**Your objective**
Single out each line with the word "Reporting" and copy it.

**Entries shown**
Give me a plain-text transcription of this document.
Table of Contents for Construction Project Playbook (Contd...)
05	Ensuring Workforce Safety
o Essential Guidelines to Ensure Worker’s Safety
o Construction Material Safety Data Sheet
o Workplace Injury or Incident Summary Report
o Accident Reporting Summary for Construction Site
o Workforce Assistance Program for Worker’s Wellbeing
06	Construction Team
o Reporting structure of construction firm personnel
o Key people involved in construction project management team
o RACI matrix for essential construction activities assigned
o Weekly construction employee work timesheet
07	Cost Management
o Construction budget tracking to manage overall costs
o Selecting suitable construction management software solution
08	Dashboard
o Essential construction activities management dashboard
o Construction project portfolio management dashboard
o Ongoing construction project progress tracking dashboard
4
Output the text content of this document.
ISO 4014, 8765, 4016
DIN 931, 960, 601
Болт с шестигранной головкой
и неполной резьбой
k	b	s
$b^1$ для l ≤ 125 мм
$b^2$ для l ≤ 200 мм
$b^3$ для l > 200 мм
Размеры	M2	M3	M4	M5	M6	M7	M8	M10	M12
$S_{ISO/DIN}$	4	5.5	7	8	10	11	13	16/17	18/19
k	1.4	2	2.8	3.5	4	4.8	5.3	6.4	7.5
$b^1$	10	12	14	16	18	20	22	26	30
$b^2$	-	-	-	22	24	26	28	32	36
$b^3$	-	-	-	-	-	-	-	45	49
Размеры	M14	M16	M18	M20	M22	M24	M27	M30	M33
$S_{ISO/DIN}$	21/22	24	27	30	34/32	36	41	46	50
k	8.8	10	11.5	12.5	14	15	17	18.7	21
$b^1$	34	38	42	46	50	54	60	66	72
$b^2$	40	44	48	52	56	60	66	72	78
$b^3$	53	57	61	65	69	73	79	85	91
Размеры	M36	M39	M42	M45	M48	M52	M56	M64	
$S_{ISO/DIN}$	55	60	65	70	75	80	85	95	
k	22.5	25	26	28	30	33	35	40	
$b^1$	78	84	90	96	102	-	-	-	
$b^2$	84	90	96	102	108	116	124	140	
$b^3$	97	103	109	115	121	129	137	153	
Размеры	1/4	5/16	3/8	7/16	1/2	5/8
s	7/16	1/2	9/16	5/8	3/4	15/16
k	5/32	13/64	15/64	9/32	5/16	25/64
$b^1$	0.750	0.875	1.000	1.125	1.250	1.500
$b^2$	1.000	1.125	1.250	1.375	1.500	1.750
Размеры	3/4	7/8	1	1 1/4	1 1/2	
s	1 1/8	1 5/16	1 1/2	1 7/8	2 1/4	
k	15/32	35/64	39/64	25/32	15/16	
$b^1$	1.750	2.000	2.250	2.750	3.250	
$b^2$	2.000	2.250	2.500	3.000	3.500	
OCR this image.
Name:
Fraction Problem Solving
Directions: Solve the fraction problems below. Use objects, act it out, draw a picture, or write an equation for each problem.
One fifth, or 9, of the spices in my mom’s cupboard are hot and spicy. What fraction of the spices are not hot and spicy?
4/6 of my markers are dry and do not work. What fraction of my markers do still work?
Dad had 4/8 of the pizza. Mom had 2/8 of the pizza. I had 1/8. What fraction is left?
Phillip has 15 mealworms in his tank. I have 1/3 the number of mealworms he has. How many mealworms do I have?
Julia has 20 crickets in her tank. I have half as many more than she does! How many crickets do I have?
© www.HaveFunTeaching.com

**Exercise result**
o Accident Reporting Summary for Construction Site
o Reporting structure of construction firm personnel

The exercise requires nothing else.